>> Begin
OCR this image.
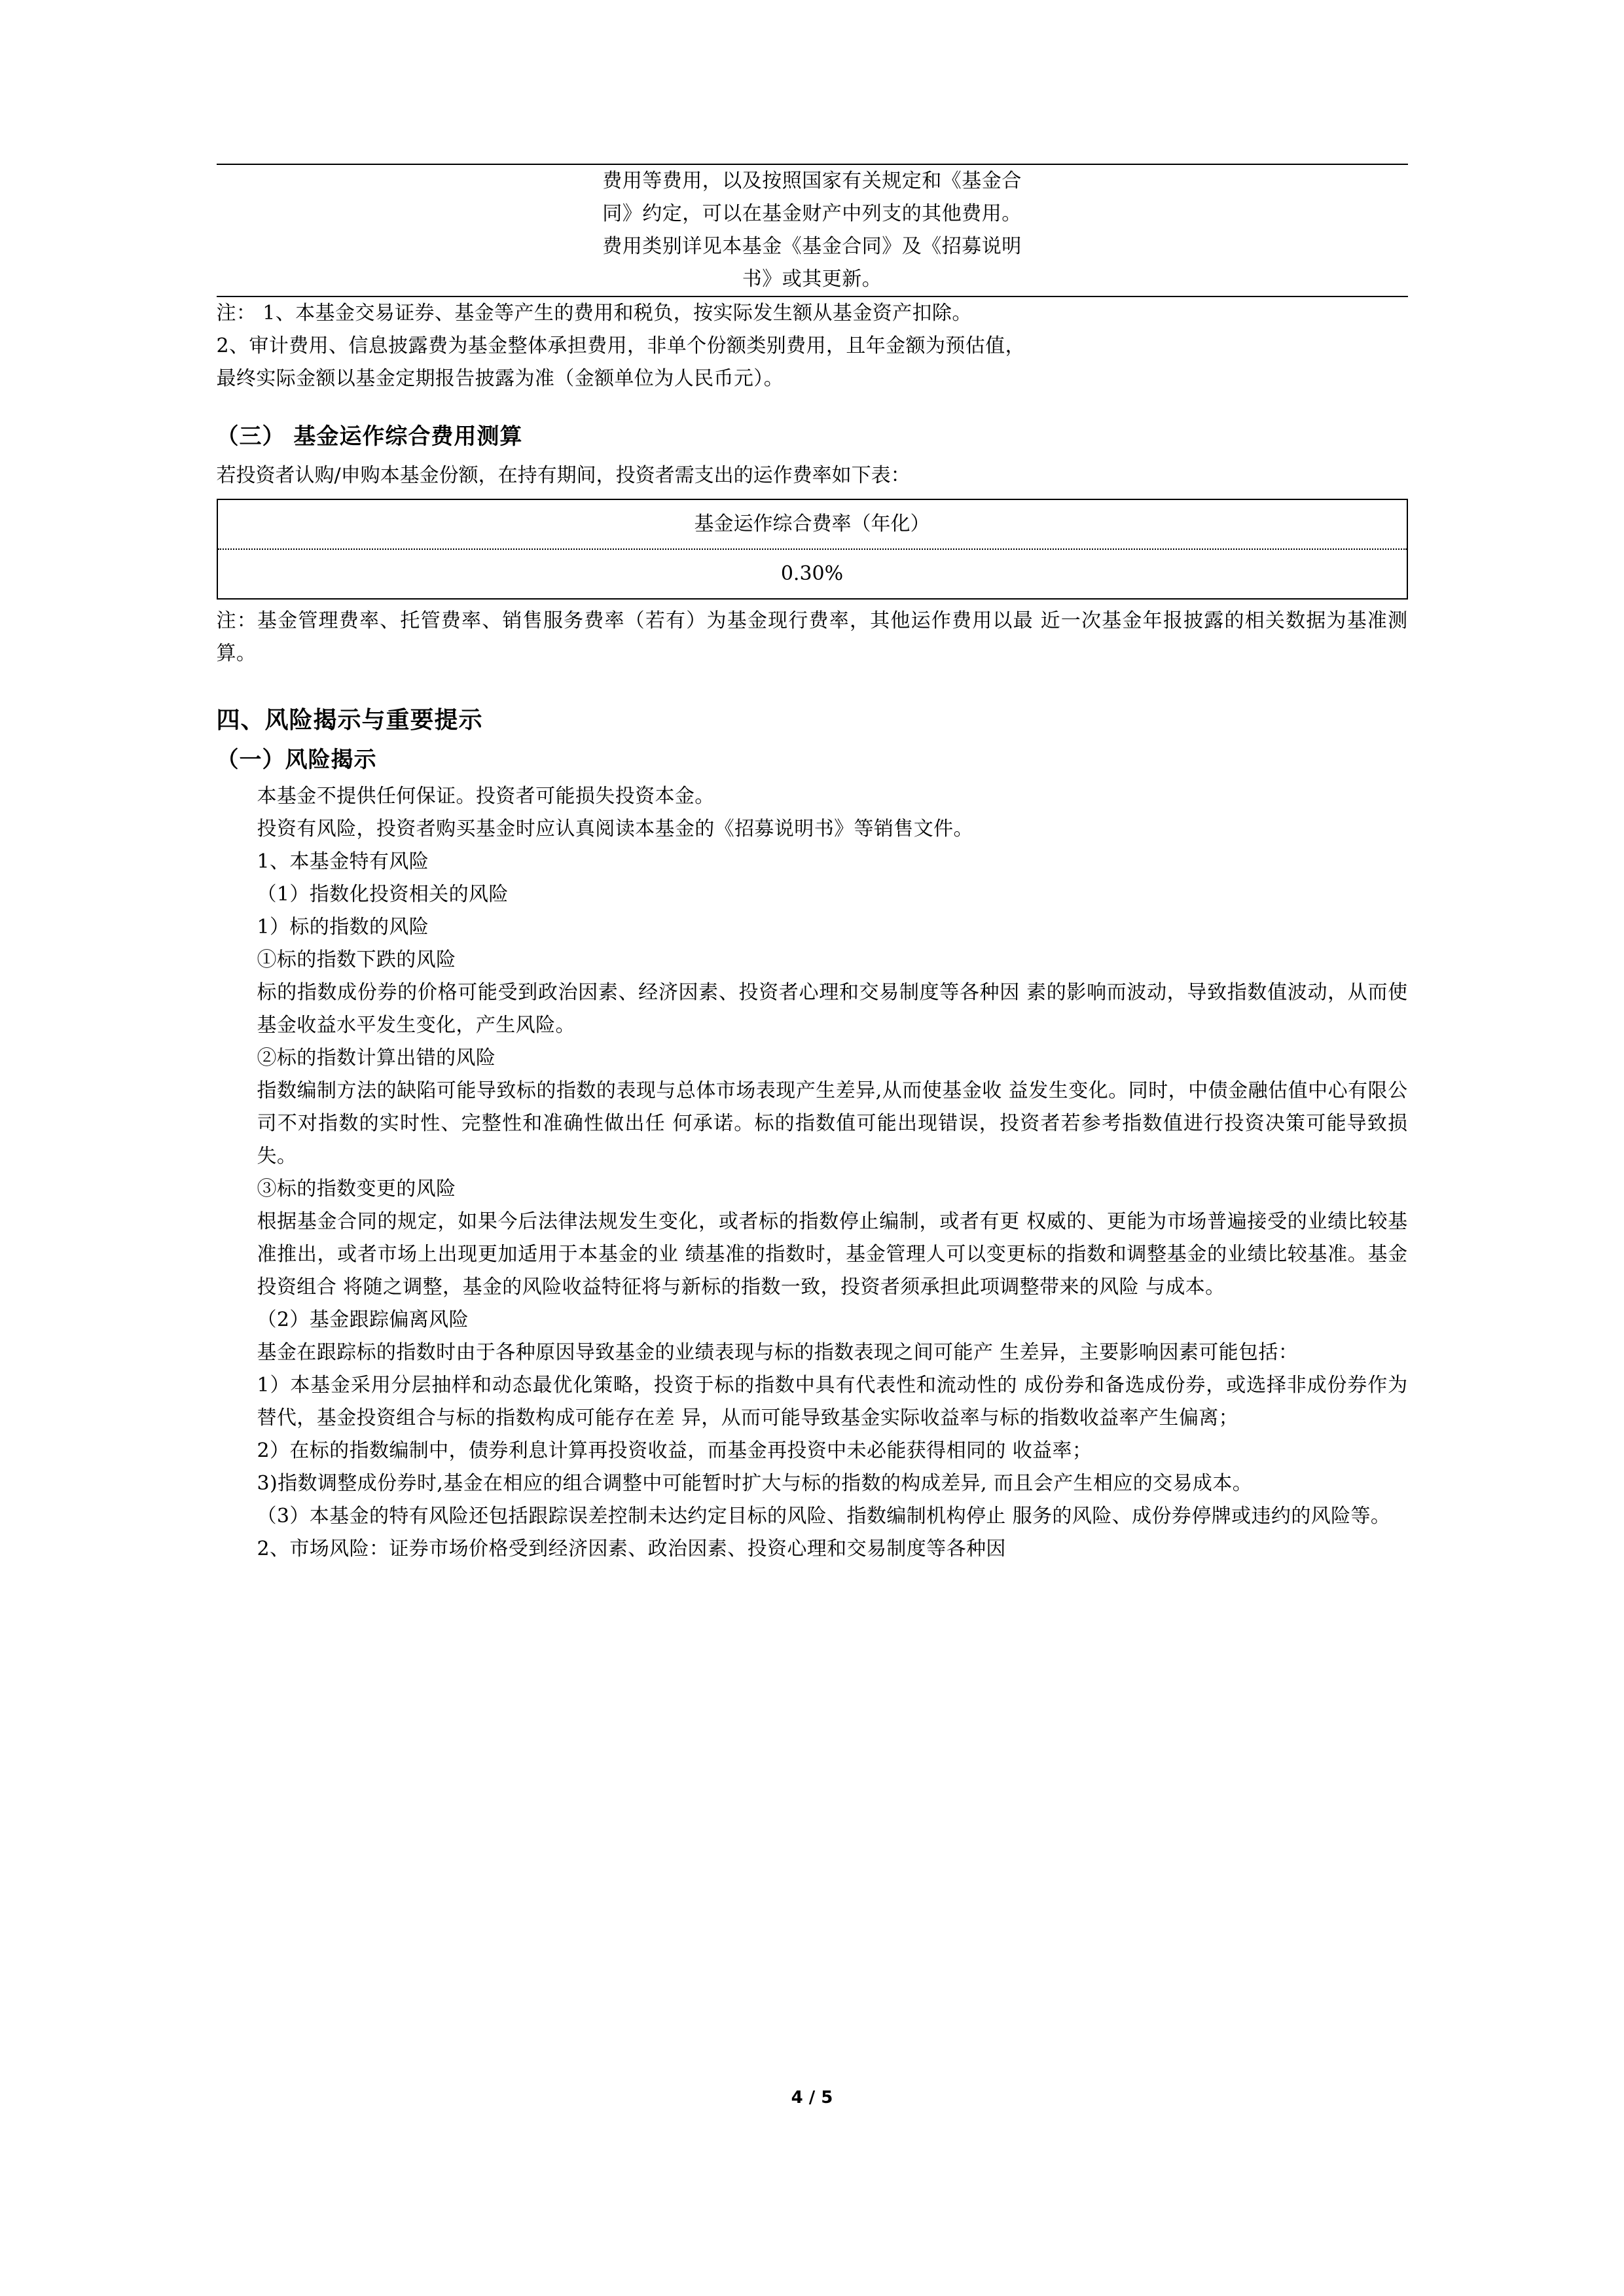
费用等费用，以及按照国家有关规定和《基金合
同》约定，可以在基金财产中列支的其他费用。

费用类别详见本基金《基金合同》及《招募说明
书》或其更新。
注： 1、本基金交易证券、基金等产生的费用和税负，按实际发生额从基金资产扣除。
2、审计费用、信息披露费为基金整体承担费用，非单个份额类别费用，且年金额为预估值，
最终实际金额以基金定期报告披露为准（金额单位为人民币元）。
（三） 基金运作综合费用测算
若投资者认购/申购本基金份额，在持有期间，投资者需支出的运作费率如下表：
基金运作综合费率（年化）
0.30%
注：基金管理费率、托管费率、销售服务费率（若有）为基金现行费率，其他运作费用以最 近一次基金年报披露的相关数据为基准测算。
四、风险揭示与重要提示
（一）风险揭示
本基金不提供任何保证。投资者可能损失投资本金。
投资有风险，投资者购买基金时应认真阅读本基金的《招募说明书》等销售文件。
1、本基金特有风险
（1）指数化投资相关的风险
1）标的指数的风险
①标的指数下跌的风险
标的指数成份券的价格可能受到政治因素、经济因素、投资者心理和交易制度等各种因 素的影响而波动，导致指数值波动，从而使基金收益水平发生变化，产生风险。
②标的指数计算出错的风险
指数编制方法的缺陷可能导致标的指数的表现与总体市场表现产生差异,从而使基金收 益发生变化。同时，中债金融估值中心有限公司不对指数的实时性、完整性和准确性做出任 何承诺。标的指数值可能出现错误，投资者若参考指数值进行投资决策可能导致损失。
③标的指数变更的风险
根据基金合同的规定，如果今后法律法规发生变化，或者标的指数停止编制，或者有更 权威的、更能为市场普遍接受的业绩比较基准推出，或者市场上出现更加适用于本基金的业 绩基准的指数时，基金管理人可以变更标的指数和调整基金的业绩比较基准。基金投资组合 将随之调整，基金的风险收益特征将与新标的指数一致，投资者须承担此项调整带来的风险 与成本。
（2）基金跟踪偏离风险
基金在跟踪标的指数时由于各种原因导致基金的业绩表现与标的指数表现之间可能产 生差异，主要影响因素可能包括：
1）本基金采用分层抽样和动态最优化策略，投资于标的指数中具有代表性和流动性的 成份券和备选成份券，或选择非成份券作为替代，基金投资组合与标的指数构成可能存在差 异，从而可能导致基金实际收益率与标的指数收益率产生偏离；
2）在标的指数编制中，债券利息计算再投资收益，而基金再投资中未必能获得相同的 收益率；
3)指数调整成份券时,基金在相应的组合调整中可能暂时扩大与标的指数的构成差异, 而且会产生相应的交易成本。
（3）本基金的特有风险还包括跟踪误差控制未达约定目标的风险、指数编制机构停止 服务的风险、成份券停牌或违约的风险等。
2、市场风险：证券市场价格受到经济因素、政治因素、投资心理和交易制度等各种因
4 / 5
>> End
EXERCISE GOAL: Without including any pictures, output all the entries above exactly.

COMPLETED TASK:
OCR this image.
费用等费用，以及按照国家有关规定和《基金合
同》约定，可以在基金财产中列支的其他费用。

费用类别详见本基金《基金合同》及《招募说明
书》或其更新。
注： 1、本基金交易证券、基金等产生的费用和税负，按实际发生额从基金资产扣除。
2、审计费用、信息披露费为基金整体承担费用，非单个份额类别费用，且年金额为预估值，
最终实际金额以基金定期报告披露为准（金额单位为人民币元）。
（三） 基金运作综合费用测算
若投资者认购/申购本基金份额，在持有期间，投资者需支出的运作费率如下表：
基金运作综合费率（年化）
0.30%
注：基金管理费率、托管费率、销售服务费率（若有）为基金现行费率，其他运作费用以最 近一次基金年报披露的相关数据为基准测算。
四、风险揭示与重要提示
（一）风险揭示
本基金不提供任何保证。投资者可能损失投资本金。
投资有风险，投资者购买基金时应认真阅读本基金的《招募说明书》等销售文件。
1、本基金特有风险
（1）指数化投资相关的风险
1）标的指数的风险
①标的指数下跌的风险
标的指数成份券的价格可能受到政治因素、经济因素、投资者心理和交易制度等各种因 素的影响而波动，导致指数值波动，从而使基金收益水平发生变化，产生风险。
②标的指数计算出错的风险
指数编制方法的缺陷可能导致标的指数的表现与总体市场表现产生差异,从而使基金收 益发生变化。同时，中债金融估值中心有限公司不对指数的实时性、完整性和准确性做出任 何承诺。标的指数值可能出现错误，投资者若参考指数值进行投资决策可能导致损失。
③标的指数变更的风险
根据基金合同的规定，如果今后法律法规发生变化，或者标的指数停止编制，或者有更 权威的、更能为市场普遍接受的业绩比较基准推出，或者市场上出现更加适用于本基金的业 绩基准的指数时，基金管理人可以变更标的指数和调整基金的业绩比较基准。基金投资组合 将随之调整，基金的风险收益特征将与新标的指数一致，投资者须承担此项调整带来的风险 与成本。
（2）基金跟踪偏离风险
基金在跟踪标的指数时由于各种原因导致基金的业绩表现与标的指数表现之间可能产 生差异，主要影响因素可能包括：
1）本基金采用分层抽样和动态最优化策略，投资于标的指数中具有代表性和流动性的 成份券和备选成份券，或选择非成份券作为替代，基金投资组合与标的指数构成可能存在差 异，从而可能导致基金实际收益率与标的指数收益率产生偏离；
2）在标的指数编制中，债券利息计算再投资收益，而基金再投资中未必能获得相同的 收益率；
3)指数调整成份券时,基金在相应的组合调整中可能暂时扩大与标的指数的构成差异, 而且会产生相应的交易成本。
（3）本基金的特有风险还包括跟踪误差控制未达约定目标的风险、指数编制机构停止 服务的风险、成份券停牌或违约的风险等。
2、市场风险：证券市场价格受到经济因素、政治因素、投资心理和交易制度等各种因
4 / 5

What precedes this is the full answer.